Please write out the complete listing that follows, exactly as it reads.

** START OF INFORMATION PROVIDED **

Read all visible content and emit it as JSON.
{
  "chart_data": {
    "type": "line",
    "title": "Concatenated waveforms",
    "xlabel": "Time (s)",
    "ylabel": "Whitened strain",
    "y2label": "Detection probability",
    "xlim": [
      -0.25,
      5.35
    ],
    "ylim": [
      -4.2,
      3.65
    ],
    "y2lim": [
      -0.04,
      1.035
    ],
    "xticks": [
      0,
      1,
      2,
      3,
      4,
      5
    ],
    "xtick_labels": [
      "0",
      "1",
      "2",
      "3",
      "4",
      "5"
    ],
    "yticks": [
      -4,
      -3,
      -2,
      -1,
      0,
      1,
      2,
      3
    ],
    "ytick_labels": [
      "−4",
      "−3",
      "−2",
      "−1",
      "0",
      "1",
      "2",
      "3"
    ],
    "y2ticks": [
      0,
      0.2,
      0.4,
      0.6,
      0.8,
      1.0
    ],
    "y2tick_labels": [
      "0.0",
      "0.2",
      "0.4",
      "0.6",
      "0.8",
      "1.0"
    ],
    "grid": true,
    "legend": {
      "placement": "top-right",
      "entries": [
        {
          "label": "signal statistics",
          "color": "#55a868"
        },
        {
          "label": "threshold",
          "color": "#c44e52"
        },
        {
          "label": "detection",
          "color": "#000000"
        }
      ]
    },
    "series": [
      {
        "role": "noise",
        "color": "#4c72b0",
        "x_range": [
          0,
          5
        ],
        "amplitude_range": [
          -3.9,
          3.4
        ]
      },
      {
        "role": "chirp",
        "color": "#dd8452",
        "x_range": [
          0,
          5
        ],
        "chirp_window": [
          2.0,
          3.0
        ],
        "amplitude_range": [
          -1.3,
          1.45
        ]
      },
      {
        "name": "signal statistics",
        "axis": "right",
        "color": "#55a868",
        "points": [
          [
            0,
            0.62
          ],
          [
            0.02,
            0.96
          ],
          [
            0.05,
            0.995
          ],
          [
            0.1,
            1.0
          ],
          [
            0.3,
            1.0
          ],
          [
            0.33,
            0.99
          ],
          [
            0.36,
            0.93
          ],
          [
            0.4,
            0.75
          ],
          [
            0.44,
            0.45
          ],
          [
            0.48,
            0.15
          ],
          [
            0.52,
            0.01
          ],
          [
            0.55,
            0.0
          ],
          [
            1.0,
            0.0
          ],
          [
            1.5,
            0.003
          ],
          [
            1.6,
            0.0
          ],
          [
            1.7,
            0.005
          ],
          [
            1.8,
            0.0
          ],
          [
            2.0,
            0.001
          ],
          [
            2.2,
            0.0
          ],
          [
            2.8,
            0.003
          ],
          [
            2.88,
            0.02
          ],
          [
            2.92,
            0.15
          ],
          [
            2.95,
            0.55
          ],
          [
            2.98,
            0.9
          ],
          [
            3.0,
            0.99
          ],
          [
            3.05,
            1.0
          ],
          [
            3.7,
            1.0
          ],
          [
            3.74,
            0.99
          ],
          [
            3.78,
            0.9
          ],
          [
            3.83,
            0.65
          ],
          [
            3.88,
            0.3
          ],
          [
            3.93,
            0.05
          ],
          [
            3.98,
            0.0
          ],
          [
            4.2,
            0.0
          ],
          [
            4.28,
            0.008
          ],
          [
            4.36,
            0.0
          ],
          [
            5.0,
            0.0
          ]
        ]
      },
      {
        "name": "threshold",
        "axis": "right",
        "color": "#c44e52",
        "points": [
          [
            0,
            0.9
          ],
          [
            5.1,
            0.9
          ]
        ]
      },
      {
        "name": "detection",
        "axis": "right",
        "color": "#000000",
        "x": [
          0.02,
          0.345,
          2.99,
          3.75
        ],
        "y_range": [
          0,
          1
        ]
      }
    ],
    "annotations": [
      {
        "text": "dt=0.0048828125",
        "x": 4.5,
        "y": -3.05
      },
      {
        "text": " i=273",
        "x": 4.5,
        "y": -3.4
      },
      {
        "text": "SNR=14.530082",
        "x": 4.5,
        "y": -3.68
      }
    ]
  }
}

** END OF INFORMATION PROVIDED **

▸ WRITTEN REPLY
Read all visible content and emit it as JSON.
{
  "chart_data": {
    "type": "line",
    "title": "Concatenated waveforms",
    "xlabel": "Time (s)",
    "ylabel": "Whitened strain",
    "y2label": "Detection probability",
    "xlim": [
      -0.25,
      5.35
    ],
    "ylim": [
      -4.2,
      3.65
    ],
    "y2lim": [
      -0.04,
      1.035
    ],
    "xticks": [
      0,
      1,
      2,
      3,
      4,
      5
    ],
    "xtick_labels": [
      "0",
      "1",
      "2",
      "3",
      "4",
      "5"
    ],
    "yticks": [
      -4,
      -3,
      -2,
      -1,
      0,
      1,
      2,
      3
    ],
    "ytick_labels": [
      "−4",
      "−3",
      "−2",
      "−1",
      "0",
      "1",
      "2",
      "3"
    ],
    "y2ticks": [
      0,
      0.2,
      0.4,
      0.6,
      0.8,
      1.0
    ],
    "y2tick_labels": [
      "0.0",
      "0.2",
      "0.4",
      "0.6",
      "0.8",
      "1.0"
    ],
    "grid": true,
    "legend": {
      "placement": "top-right",
      "entries": [
        {
          "label": "signal statistics",
          "color": "#55a868"
        },
        {
          "label": "threshold",
          "color": "#c44e52"
        },
        {
          "label": "detection",
          "color": "#000000"
        }
      ]
    },
    "series": [
      {
        "role": "noise",
        "color": "#4c72b0",
        "x_range": [
          0,
          5
        ],
        "amplitude_range": [
          -3.9,
          3.4
        ]
      },
      {
        "role": "chirp",
        "color": "#dd8452",
        "x_range": [
          0,
          5
        ],
        "chirp_window": [
          2.0,
          3.0
        ],
        "amplitude_range": [
          -1.3,
          1.45
        ]
      },
      {
        "name": "signal statistics",
        "axis": "right",
        "color": "#55a868",
        "points": [
          [
            0,
            0.62
          ],
          [
            0.02,
            0.96
          ],
          [
            0.05,
            0.995
          ],
          [
            0.1,
            1.0
          ],
          [
            0.3,
            1.0
          ],
          [
            0.33,
            0.99
          ],
          [
            0.36,
            0.93
          ],
          [
            0.4,
            0.75
          ],
          [
            0.44,
            0.45
          ],
          [
            0.48,
            0.15
          ],
          [
            0.52,
            0.01
          ],
          [
            0.55,
            0.0
          ],
          [
            1.0,
            0.0
          ],
          [
            1.5,
            0.003
          ],
          [
            1.6,
            0.0
          ],
          [
            1.7,
            0.005
          ],
          [
            1.8,
            0.0
          ],
          [
            2.0,
            0.001
          ],
          [
            2.2,
            0.0
          ],
          [
            2.8,
            0.003
          ],
          [
            2.88,
            0.02
          ],
          [
            2.92,
            0.15
          ],
          [
            2.95,
            0.55
          ],
          [
            2.98,
            0.9
          ],
          [
            3.0,
            0.99
          ],
          [
            3.05,
            1.0
          ],
          [
            3.7,
            1.0
          ],
          [
            3.74,
            0.99
          ],
          [
            3.78,
            0.9
          ],
          [
            3.83,
            0.65
          ],
          [
            3.88,
            0.3
          ],
          [
            3.93,
            0.05
          ],
          [
            3.98,
            0.0
          ],
          [
            4.2,
            0.0
          ],
          [
            4.28,
            0.008
          ],
          [
            4.36,
            0.0
          ],
          [
            5.0,
            0.0
          ]
        ]
      },
      {
        "name": "threshold",
        "axis": "right",
        "color": "#c44e52",
        "points": [
          [
            0,
            0.9
          ],
          [
            5.1,
            0.9
          ]
        ]
      },
      {
        "name": "detection",
        "axis": "right",
        "color": "#000000",
        "x": [
          0.02,
          0.345,
          2.99,
          3.75
        ],
        "y_range": [
          0,
          1
        ]
      }
    ],
    "annotations": [
      {
        "text": "dt=0.0048828125",
        "x": 4.5,
        "y": -3.05
      },
      {
        "text": " i=273",
        "x": 4.5,
        "y": -3.4
      },
      {
        "text": "SNR=14.530082",
        "x": 4.5,
        "y": -3.68
      }
    ]
  }
}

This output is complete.